→ **Problem to solve**
Your task is to extract every entry that follows word for word while excluding the pictures.

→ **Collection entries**
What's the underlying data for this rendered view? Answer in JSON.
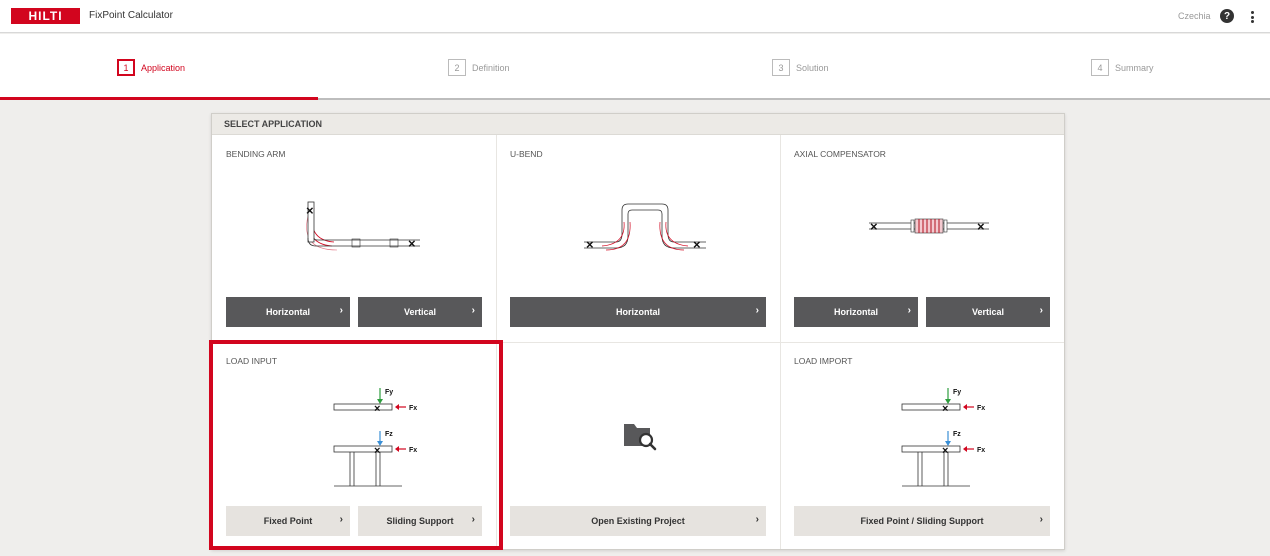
{
  "header": {
    "logo_text": "HILTI",
    "app_title": "FixPoint Calculator",
    "country": "Czechia",
    "help_icon": "question-circle-icon",
    "menu_icon": "kebab-menu-icon"
  },
  "stepper": {
    "steps": [
      {
        "number": "1",
        "label": "Application",
        "active": true
      },
      {
        "number": "2",
        "label": "Definition",
        "active": false
      },
      {
        "number": "3",
        "label": "Solution",
        "active": false
      },
      {
        "number": "4",
        "label": "Summary",
        "active": false
      }
    ]
  },
  "panel": {
    "title": "SELECT APPLICATION",
    "cells": {
      "bending_arm": {
        "title": "BENDING ARM",
        "buttons": [
          "Horizontal",
          "Vertical"
        ]
      },
      "u_bend": {
        "title": "U-BEND",
        "buttons": [
          "Horizontal"
        ]
      },
      "axial_compensator": {
        "title": "AXIAL COMPENSATOR",
        "buttons": [
          "Horizontal",
          "Vertical"
        ]
      },
      "load_input": {
        "title": "LOAD INPUT",
        "buttons": [
          "Fixed Point",
          "Sliding Support"
        ],
        "labels": {
          "fy": "Fy",
          "fx": "Fx",
          "fz": "Fz"
        }
      },
      "open_project": {
        "title": "",
        "icon": "folder-search-icon",
        "buttons": [
          "Open Existing Project"
        ]
      },
      "load_import": {
        "title": "LOAD IMPORT",
        "buttons": [
          "Fixed Point / Sliding Support"
        ],
        "labels": {
          "fy": "Fy",
          "fx": "Fx",
          "fz": "Fz"
        }
      }
    }
  },
  "colors": {
    "brand_red": "#d2051e",
    "dark_button": "#58585a",
    "light_button": "#e6e3df",
    "force_green": "#2e9e3e",
    "force_blue": "#3a8fd6"
  },
  "chevron": "›"
}
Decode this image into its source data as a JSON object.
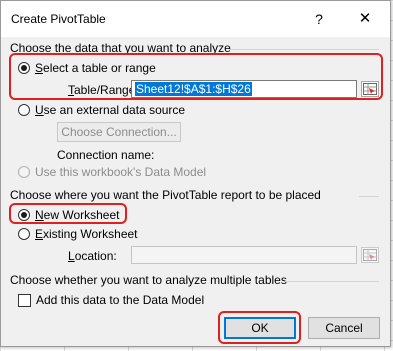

→ **Reply**
What's the underlying data for this rendered view? Answer in JSON.
{
  "header": {
    "logo_text": "HILTI",
    "app_title": "FixPoint Calculator",
    "country": "Czechia",
    "help_icon": "question-circle-icon",
    "menu_icon": "kebab-menu-icon"
  },
  "stepper": {
    "steps": [
      {
        "number": "1",
        "label": "Application",
        "active": true
      },
      {
        "number": "2",
        "label": "Definition",
        "active": false
      },
      {
        "number": "3",
        "label": "Solution",
        "active": false
      },
      {
        "number": "4",
        "label": "Summary",
        "active": false
      }
    ]
  },
  "panel": {
    "title": "SELECT APPLICATION",
    "cells": {
      "bending_arm": {
        "title": "BENDING ARM",
        "buttons": [
          "Horizontal",
          "Vertical"
        ]
      },
      "u_bend": {
        "title": "U-BEND",
        "buttons": [
          "Horizontal"
        ]
      },
      "axial_compensator": {
        "title": "AXIAL COMPENSATOR",
        "buttons": [
          "Horizontal",
          "Vertical"
        ]
      },
      "load_input": {
        "title": "LOAD INPUT",
        "buttons": [
          "Fixed Point",
          "Sliding Support"
        ],
        "labels": {
          "fy": "Fy",
          "fx": "Fx",
          "fz": "Fz"
        }
      },
      "open_project": {
        "title": "",
        "icon": "folder-search-icon",
        "buttons": [
          "Open Existing Project"
        ]
      },
      "load_import": {
        "title": "LOAD IMPORT",
        "buttons": [
          "Fixed Point / Sliding Support"
        ],
        "labels": {
          "fy": "Fy",
          "fx": "Fx",
          "fz": "Fz"
        }
      }
    }
  },
  "colors": {
    "brand_red": "#d2051e",
    "dark_button": "#58585a",
    "light_button": "#e6e3df",
    "force_green": "#2e9e3e",
    "force_blue": "#3a8fd6"
  },
  "chevron": "›"
}
Decode this image into its source data as a JSON object.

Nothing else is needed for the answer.